# START OF Stored records
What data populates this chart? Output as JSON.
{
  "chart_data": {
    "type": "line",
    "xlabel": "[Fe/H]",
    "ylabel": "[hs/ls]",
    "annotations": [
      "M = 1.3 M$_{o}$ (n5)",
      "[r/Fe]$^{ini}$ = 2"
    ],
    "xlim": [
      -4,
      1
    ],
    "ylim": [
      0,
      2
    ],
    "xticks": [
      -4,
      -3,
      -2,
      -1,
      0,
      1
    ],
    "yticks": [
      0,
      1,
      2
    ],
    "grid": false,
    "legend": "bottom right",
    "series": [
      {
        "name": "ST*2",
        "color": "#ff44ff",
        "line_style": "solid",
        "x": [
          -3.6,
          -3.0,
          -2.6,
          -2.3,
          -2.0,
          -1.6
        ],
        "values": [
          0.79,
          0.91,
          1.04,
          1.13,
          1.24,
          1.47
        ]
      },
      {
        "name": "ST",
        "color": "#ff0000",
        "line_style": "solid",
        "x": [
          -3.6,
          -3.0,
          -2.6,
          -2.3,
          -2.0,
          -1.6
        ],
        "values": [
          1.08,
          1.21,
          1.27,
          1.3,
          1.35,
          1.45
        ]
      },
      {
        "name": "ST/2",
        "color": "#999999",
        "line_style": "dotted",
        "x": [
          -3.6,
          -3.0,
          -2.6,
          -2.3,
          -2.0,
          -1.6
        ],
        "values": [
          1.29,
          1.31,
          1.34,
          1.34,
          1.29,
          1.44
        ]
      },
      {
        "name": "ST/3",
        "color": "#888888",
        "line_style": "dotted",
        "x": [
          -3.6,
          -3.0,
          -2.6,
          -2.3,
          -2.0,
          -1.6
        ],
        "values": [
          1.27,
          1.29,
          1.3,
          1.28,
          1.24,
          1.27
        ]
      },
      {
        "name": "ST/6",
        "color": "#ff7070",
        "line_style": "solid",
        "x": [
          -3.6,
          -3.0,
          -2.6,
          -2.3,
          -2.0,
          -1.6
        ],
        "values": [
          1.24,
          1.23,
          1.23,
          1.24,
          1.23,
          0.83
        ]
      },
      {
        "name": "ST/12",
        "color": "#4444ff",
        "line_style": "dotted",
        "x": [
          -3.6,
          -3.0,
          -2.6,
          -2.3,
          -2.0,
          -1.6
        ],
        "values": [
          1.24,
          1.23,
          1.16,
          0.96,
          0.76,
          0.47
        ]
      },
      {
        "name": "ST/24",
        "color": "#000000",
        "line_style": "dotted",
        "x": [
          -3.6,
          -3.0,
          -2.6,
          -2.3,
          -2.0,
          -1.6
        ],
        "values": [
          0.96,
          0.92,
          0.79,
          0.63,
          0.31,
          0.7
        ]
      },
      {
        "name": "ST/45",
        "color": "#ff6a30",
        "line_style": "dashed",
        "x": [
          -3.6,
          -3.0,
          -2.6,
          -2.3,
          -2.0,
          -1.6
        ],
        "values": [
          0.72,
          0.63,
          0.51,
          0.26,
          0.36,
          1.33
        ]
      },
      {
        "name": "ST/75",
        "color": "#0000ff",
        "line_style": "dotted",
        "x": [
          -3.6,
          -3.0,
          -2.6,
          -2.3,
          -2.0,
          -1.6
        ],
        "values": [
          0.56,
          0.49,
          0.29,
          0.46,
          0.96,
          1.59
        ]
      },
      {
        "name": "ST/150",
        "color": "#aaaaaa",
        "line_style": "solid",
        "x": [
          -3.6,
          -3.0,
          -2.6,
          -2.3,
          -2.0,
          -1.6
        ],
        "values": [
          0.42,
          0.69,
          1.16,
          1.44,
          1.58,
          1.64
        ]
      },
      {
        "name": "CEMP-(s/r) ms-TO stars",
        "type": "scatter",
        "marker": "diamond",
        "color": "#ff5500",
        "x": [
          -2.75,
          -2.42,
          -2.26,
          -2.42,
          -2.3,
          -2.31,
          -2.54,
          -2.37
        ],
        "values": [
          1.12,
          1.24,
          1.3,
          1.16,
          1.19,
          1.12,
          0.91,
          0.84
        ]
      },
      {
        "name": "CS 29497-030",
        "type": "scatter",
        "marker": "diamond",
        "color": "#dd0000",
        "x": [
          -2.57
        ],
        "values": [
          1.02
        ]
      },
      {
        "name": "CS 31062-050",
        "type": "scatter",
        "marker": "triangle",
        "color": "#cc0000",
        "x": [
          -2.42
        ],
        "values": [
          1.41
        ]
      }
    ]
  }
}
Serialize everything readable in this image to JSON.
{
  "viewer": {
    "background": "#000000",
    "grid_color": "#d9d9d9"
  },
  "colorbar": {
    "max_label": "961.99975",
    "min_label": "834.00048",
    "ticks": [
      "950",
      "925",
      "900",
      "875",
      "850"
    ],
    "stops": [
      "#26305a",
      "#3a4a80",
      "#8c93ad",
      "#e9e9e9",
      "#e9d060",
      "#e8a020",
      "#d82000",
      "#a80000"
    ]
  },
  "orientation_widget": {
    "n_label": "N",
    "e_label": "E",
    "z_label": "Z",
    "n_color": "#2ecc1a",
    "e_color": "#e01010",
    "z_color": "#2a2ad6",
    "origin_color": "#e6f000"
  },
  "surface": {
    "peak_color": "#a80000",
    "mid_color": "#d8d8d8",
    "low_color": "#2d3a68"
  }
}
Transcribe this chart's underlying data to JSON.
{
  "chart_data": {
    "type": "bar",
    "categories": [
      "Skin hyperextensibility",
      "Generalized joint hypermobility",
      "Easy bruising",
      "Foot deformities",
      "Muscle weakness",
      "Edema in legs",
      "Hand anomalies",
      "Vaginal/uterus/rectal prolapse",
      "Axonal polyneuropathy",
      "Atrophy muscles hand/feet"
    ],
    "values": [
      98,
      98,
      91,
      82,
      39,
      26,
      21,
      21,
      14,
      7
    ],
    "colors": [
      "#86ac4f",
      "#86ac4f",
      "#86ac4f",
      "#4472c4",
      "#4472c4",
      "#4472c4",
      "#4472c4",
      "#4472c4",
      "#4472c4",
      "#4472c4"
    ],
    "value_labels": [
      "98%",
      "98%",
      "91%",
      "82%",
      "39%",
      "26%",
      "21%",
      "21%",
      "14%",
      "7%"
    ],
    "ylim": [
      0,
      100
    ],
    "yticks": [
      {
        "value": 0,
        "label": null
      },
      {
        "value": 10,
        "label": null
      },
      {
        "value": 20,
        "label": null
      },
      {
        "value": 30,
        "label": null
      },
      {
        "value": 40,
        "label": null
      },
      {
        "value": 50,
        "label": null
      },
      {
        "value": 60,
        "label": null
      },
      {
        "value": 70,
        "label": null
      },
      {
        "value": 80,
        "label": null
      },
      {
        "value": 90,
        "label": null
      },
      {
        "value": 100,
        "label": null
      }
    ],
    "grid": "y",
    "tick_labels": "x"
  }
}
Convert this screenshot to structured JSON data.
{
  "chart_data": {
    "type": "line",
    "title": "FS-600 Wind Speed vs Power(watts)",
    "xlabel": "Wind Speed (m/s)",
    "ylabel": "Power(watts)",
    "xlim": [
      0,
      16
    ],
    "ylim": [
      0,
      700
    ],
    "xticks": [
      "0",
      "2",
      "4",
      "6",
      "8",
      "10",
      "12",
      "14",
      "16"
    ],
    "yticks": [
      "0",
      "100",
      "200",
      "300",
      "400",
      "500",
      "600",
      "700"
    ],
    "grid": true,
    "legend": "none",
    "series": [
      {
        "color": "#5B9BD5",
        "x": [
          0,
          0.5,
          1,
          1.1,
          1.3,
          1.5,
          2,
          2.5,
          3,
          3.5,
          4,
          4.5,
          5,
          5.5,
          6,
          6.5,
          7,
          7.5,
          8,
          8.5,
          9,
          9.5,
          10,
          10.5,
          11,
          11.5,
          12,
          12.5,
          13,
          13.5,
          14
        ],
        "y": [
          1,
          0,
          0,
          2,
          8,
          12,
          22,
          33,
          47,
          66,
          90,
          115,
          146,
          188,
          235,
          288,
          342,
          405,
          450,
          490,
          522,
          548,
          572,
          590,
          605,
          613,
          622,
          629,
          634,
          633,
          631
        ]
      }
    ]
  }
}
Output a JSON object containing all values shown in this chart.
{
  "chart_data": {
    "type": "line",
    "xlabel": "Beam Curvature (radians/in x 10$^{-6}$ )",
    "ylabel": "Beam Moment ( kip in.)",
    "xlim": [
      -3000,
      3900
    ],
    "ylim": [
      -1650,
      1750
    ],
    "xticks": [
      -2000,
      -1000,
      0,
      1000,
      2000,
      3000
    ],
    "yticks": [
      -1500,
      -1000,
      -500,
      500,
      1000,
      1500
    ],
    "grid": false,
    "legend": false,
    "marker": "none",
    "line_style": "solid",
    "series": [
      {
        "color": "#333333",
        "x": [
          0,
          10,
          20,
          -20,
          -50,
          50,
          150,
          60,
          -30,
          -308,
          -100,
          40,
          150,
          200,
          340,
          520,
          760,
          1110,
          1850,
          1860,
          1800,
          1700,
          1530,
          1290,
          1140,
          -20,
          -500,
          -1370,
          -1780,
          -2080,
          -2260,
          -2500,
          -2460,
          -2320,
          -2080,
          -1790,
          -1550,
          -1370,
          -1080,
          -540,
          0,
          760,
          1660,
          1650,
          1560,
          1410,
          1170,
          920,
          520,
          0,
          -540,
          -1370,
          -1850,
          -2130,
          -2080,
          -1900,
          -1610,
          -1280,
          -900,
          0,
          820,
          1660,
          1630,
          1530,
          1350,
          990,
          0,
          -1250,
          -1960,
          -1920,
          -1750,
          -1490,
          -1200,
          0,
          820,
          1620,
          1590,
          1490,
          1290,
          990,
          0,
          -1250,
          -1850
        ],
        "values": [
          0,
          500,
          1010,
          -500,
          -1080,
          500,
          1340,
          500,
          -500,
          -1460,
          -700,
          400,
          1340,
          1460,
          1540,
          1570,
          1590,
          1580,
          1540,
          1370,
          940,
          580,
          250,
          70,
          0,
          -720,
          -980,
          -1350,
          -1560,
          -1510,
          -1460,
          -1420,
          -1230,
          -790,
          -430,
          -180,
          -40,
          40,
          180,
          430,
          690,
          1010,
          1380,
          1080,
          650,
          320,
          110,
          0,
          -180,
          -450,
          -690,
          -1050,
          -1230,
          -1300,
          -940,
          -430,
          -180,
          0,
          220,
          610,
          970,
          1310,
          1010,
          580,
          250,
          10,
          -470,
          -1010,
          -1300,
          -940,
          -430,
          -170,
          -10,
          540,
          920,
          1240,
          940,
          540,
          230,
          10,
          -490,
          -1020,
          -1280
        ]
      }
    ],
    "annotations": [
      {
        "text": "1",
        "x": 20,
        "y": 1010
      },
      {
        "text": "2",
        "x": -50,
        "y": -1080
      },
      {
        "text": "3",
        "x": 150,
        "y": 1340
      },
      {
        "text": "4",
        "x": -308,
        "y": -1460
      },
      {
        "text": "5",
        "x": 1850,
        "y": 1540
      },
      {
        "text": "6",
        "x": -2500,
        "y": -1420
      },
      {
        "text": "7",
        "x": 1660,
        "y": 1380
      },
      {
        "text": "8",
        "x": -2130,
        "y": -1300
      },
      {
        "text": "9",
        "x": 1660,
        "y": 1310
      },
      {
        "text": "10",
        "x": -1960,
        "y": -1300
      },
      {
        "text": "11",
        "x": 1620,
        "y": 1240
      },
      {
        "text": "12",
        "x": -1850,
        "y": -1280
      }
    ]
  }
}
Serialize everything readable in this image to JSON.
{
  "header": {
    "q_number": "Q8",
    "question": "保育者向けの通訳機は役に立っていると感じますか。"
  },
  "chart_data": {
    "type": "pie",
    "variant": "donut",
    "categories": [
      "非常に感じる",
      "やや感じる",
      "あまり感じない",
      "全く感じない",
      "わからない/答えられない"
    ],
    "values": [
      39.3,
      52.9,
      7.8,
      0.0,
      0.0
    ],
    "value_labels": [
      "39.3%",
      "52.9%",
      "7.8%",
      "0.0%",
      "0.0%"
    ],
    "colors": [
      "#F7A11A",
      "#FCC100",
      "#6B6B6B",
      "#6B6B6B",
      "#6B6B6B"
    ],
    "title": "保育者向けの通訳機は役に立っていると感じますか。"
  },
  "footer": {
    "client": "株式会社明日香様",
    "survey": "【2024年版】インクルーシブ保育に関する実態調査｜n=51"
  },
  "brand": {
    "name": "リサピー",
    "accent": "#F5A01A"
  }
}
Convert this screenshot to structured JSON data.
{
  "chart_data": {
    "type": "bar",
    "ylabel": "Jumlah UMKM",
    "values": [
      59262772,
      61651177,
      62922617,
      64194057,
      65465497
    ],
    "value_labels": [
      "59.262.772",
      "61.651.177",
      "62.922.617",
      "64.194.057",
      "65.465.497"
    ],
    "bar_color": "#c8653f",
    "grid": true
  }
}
# END OF Stored records
Instructions for the task: Pull every line containing "Output" from the data.

Correct response:
What data populates this chart? Output as JSON.
Output a JSON object containing all values shown in this chart.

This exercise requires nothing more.